Winning in the rainforest
Schurter was dominant at the first event of the year in Brazil, as World Cup mountain biking returned to South America’s most populous country, after a Latin American hiatus of 16 years. The Petropolis venue was exotic, with challenging humidity, and although it delivered a strong start for Schurter, there was a great disappointment for Brazil’s greatest mountain biker.
Much was expected from Henrique Avancini at his home event, on a track he knows better than any. But the Brazilian rider could only manage a 13th. Schurter’s reaction on the podium was potently emotional in Petropolis, as he equalled Julian Absalon’s record of 33 UCI World Cup wins.
As the world’s best mountain bikers journeyed for Europe, where the bulk of UCI World Cup events were scheduled, Schurter’s likelihood of besting Absalon’s overall win record, was assumed to be a certainty. But this was not to be the case. In fact, the great Swiss rider would not win another UCI World Cup event in the 2022 season.
━━━
- _List of tasks_:
- A) List every person named in the race report above.
- B) From the race report above, return the passage that begins at the words "Winning in the" and stops after "greatest mountain biker.", copying it without any changes.
━━━
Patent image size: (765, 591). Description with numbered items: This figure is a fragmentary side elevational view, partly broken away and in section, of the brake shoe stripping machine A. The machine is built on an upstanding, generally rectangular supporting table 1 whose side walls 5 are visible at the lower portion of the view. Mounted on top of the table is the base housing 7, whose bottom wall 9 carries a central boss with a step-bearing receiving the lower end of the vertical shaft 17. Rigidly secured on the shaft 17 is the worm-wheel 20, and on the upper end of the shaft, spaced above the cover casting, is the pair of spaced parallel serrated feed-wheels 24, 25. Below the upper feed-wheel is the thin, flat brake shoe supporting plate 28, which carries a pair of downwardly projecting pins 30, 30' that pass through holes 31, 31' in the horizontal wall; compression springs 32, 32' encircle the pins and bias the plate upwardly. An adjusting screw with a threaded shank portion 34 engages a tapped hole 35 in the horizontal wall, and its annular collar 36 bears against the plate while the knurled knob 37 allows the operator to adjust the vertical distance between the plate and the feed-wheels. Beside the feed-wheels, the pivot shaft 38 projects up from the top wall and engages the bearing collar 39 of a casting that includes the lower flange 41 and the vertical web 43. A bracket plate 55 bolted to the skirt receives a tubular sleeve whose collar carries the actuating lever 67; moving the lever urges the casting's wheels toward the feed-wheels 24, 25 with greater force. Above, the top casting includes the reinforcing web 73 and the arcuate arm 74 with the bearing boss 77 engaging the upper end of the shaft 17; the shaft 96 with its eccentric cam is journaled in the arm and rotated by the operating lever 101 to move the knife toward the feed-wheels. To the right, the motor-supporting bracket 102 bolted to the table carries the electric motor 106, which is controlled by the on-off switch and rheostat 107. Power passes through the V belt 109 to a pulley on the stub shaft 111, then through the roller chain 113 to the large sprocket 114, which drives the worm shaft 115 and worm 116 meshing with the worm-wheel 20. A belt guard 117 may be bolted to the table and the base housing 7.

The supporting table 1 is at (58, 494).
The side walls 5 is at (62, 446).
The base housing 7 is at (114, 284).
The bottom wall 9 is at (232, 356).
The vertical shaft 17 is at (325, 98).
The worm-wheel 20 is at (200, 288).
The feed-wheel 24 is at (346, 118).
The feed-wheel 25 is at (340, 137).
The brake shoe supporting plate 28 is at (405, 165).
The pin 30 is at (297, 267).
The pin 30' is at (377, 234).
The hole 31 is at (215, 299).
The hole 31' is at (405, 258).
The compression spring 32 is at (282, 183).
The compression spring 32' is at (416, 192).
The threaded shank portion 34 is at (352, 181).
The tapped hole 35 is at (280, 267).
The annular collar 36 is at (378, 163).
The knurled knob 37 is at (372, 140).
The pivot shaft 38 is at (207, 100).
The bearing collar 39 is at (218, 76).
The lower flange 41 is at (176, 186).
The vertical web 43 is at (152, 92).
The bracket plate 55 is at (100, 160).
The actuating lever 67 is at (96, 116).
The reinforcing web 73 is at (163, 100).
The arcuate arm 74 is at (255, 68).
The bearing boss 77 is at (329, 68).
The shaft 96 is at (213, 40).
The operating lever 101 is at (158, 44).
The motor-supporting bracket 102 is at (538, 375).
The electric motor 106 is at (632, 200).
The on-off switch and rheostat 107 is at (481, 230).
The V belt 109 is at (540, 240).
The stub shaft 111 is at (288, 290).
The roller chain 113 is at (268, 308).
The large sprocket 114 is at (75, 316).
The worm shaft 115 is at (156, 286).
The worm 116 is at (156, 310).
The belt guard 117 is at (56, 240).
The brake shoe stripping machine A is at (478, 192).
━━━
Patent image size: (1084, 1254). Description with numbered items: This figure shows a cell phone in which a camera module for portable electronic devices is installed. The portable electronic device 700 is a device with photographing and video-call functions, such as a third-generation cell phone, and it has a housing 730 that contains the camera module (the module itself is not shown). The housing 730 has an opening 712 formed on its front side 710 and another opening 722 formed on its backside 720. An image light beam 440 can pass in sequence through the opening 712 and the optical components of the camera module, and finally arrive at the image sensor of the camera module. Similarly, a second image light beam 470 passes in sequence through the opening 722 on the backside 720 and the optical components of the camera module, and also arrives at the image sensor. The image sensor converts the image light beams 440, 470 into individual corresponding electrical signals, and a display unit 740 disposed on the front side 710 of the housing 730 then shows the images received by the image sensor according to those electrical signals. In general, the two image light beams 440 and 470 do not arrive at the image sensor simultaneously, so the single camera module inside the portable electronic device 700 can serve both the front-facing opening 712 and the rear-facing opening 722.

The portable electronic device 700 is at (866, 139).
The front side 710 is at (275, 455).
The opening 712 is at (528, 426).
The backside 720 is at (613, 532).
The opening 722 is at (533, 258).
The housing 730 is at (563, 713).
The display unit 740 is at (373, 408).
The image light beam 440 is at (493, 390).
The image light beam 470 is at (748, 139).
━━━
- _Responses per task_:
- A) Schurter, Henrique Avancini, Julian Absalon

- B)
Winning in the rainforest
Schurter was dominant at the first event of the year in Brazil, as World Cup mountain biking returned to South America’s most populous country, after a Latin American hiatus of 16 years. The Petropolis venue was exotic, with challenging humidity, and although it delivered a strong start for Schurter, there was a great disappointment for Brazil’s greatest mountain biker.